● **PROBLEM STATEMENT**:
Locate the string "Intent" in the listing below. Copy every line where it is found.

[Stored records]
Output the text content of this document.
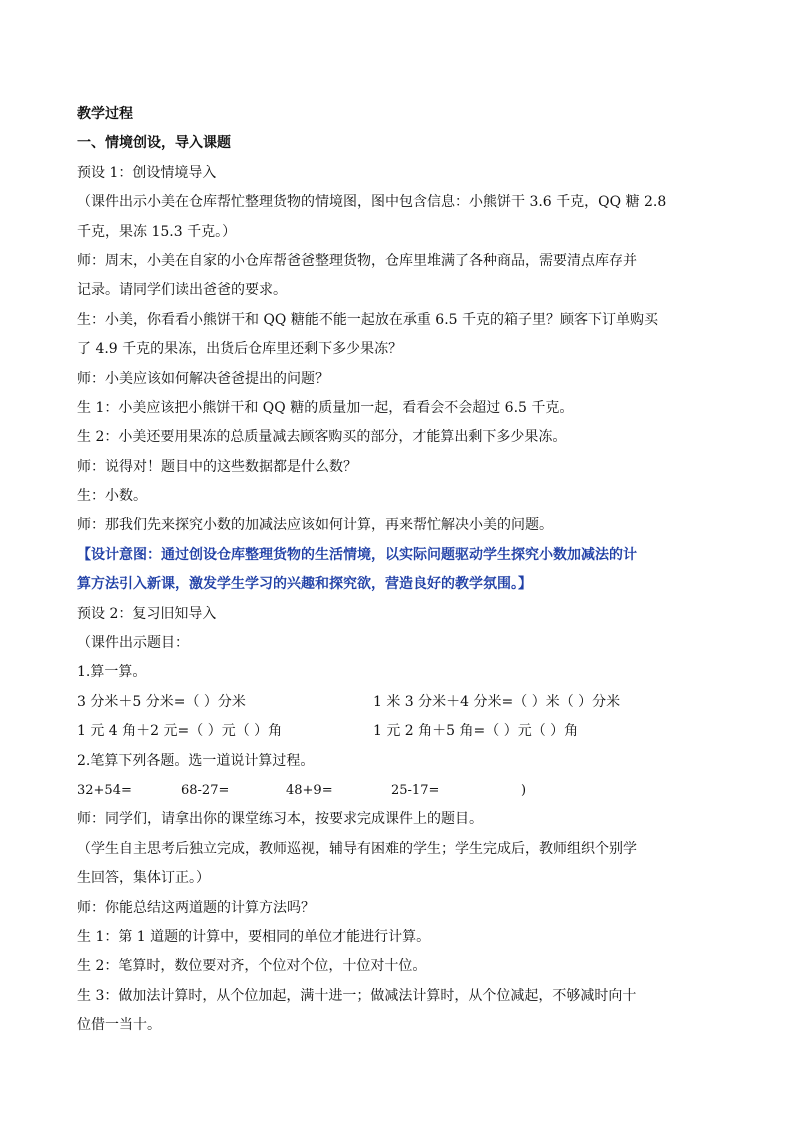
教学过程
一、情境创设，导入课题
预设 1：创设情境导入
（课件出示小美在仓库帮忙整理货物的情境图，图中包含信息：小熊饼干 3.6 千克，QQ 糖 2.8
千克，果冻 15.3 千克。）
师：周末，小美在自家的小仓库帮爸爸整理货物，仓库里堆满了各种商品，需要清点库存并
记录。请同学们读出爸爸的要求。
生：小美，你看看小熊饼干和 QQ 糖能不能一起放在承重 6.5 千克的箱子里？顾客下订单购买
了 4.9 千克的果冻，出货后仓库里还剩下多少果冻？
师：小美应该如何解决爸爸提出的问题？
生 1：小美应该把小熊饼干和 QQ 糖的质量加一起，看看会不会超过 6.5 千克。
生 2：小美还要用果冻的总质量减去顾客购买的部分，才能算出剩下多少果冻。
师：说得对！题目中的这些数据都是什么数？
生：小数。
师：那我们先来探究小数的加减法应该如何计算，再来帮忙解决小美的问题。
【设计意图：通过创设仓库整理货物的生活情境，以实际问题驱动学生探究小数加减法的计
算方法引入新课，激发学生学习的兴趣和探究欲，营造良好的教学氛围。】
预设 2：复习旧知导入
（课件出示题目：
1.算一算。
3 分米＋5 分米=（ ）分米	1 米 3 分米＋4 分米=（ ）米（ ）分米
1 元 4 角＋2 元=（ ）元（ ）角	1 元 2 角＋5 角=（ ）元（ ）角
2.笔算下列各题。选一道说计算过程。
32+54=	68-27=	48+9=	25-17=	)
师：同学们，请拿出你的课堂练习本，按要求完成课件上的题目。
（学生自主思考后独立完成，教师巡视，辅导有困难的学生；学生完成后，教师组织个别学
生回答，集体订正。）
师：你能总结这两道题的计算方法吗？
生 1：第 1 道题的计算中，要相同的单位才能进行计算。
生 2：笔算时，数位要对齐，个位对个位，十位对十位。
生 3：做加法计算时，从个位加起，满十进一；做减法计算时，从个位减起，不够减时向十
位借一当十。
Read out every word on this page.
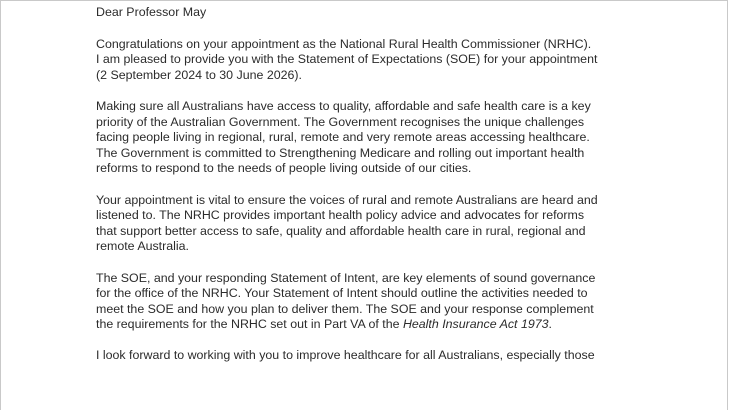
Dear Professor May
Congratulations on your appointment as the National Rural Health Commissioner (NRHC).
I am pleased to provide you with the Statement of Expectations (SOE) for your appointment
(2 September 2024 to 30 June 2026).
Making sure all Australians have access to quality, affordable and safe health care is a key
priority of the Australian Government. The Government recognises the unique challenges
facing people living in regional, rural, remote and very remote areas accessing healthcare.
The Government is committed to Strengthening Medicare and rolling out important health
reforms to respond to the needs of people living outside of our cities.
Your appointment is vital to ensure the voices of rural and remote Australians are heard and
listened to. The NRHC provides important health policy advice and advocates for reforms
that support better access to safe, quality and affordable health care in rural, regional and
remote Australia.
The SOE, and your responding Statement of Intent, are key elements of sound governance
for the office of the NRHC. Your Statement of Intent should outline the activities needed to
meet the SOE and how you plan to deliver them. The SOE and your response complement
the requirements for the NRHC set out in Part VA of the Health Insurance Act 1973.
I look forward to working with you to improve healthcare for all Australians, especially those
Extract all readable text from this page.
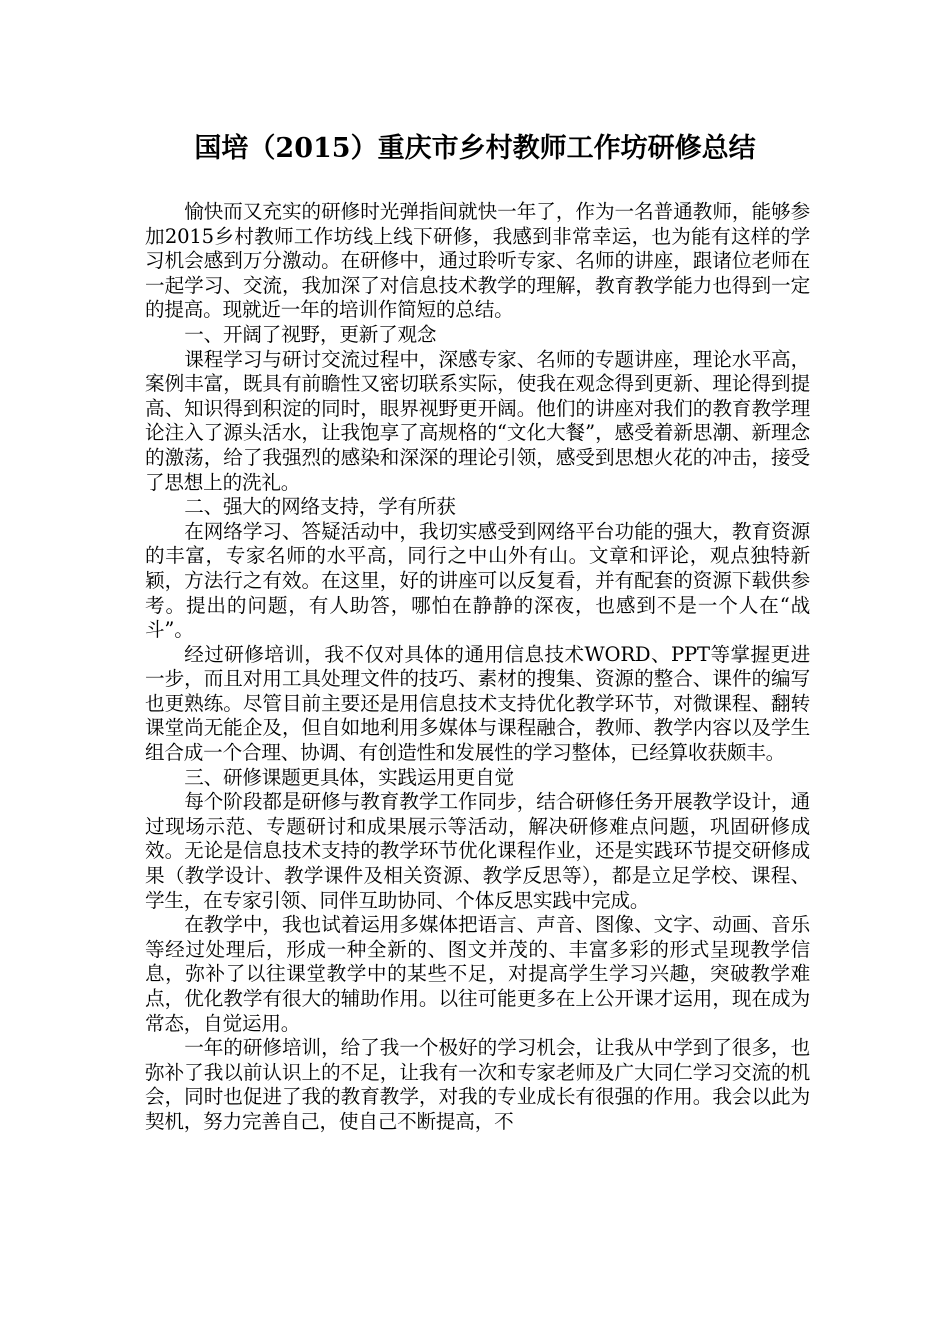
国培（2015）重庆市乡村教师工作坊研修总结

愉快而又充实的研修时光弹指间就快一年了，作为一名普通教师，能够参加2015乡村教师工作坊线上线下研修，我感到非常幸运，也为能有这样的学习机会感到万分激动。在研修中，通过聆听专家、名师的讲座，跟诸位老师在一起学习、交流，我加深了对信息技术教学的理解，教育教学能力也得到一定的提高。现就近一年的培训作简短的总结。

一、开阔了视野，更新了观念

课程学习与研讨交流过程中，深感专家、名师的专题讲座，理论水平高，案例丰富，既具有前瞻性又密切联系实际，使我在观念得到更新、理论得到提高、知识得到积淀的同时，眼界视野更开阔。他们的讲座对我们的教育教学理论注入了源头活水，让我饱享了高规格的“文化大餐”，感受着新思潮、新理念的激荡，给了我强烈的感染和深深的理论引领，感受到思想火花的冲击，接受了思想上的洗礼。

二、强大的网络支持，学有所获

在网络学习、答疑活动中，我切实感受到网络平台功能的强大，教育资源的丰富，专家名师的水平高，同行之中山外有山。文章和评论，观点独特新颖，方法行之有效。在这里，好的讲座可以反复看，并有配套的资源下载供参考。提出的问题，有人助答，哪怕在静静的深夜，也感到不是一个人在“战斗”。

经过研修培训，我不仅对具体的通用信息技术WORD、PPT等掌握更进一步，而且对用工具处理文件的技巧、素材的搜集、资源的整合、课件的编写也更熟练。尽管目前主要还是用信息技术支持优化教学环节，对微课程、翻转课堂尚无能企及，但自如地利用多媒体与课程融合，教师、教学内容以及学生组合成一个合理、协调、有创造性和发展性的学习整体，已经算收获颇丰。

三、研修课题更具体，实践运用更自觉

每个阶段都是研修与教育教学工作同步，结合研修任务开展教学设计，通过现场示范、专题研讨和成果展示等活动，解决研修难点问题，巩固研修成效。无论是信息技术支持的教学环节优化课程作业，还是实践环节提交研修成果（教学设计、教学课件及相关资源、教学反思等），都是立足学校、课程、学生，在专家引领、同伴互助协同、个体反思实践中完成。

在教学中，我也试着运用多媒体把语言、声音、图像、文字、动画、音乐等经过处理后，形成一种全新的、图文并茂的、丰富多彩的形式呈现教学信息，弥补了以往课堂教学中的某些不足，对提高学生学习兴趣，突破教学难点，优化教学有很大的辅助作用。以往可能更多在上公开课才运用，现在成为常态，自觉运用。

一年的研修培训，给了我一个极好的学习机会，让我从中学到了很多，也弥补了我以前认识上的不足，让我有一次和专家老师及广大同仁学习交流的机会，同时也促进了我的教育教学，对我的专业成长有很强的作用。我会以此为契机，努力完善自己，使自己不断提高，不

● **CORRECT RESULT**:
The SOE, and your responding Statement of Intent, are key elements of sound governance
for the office of the NRHC. Your Statement of Intent should outline the activities needed to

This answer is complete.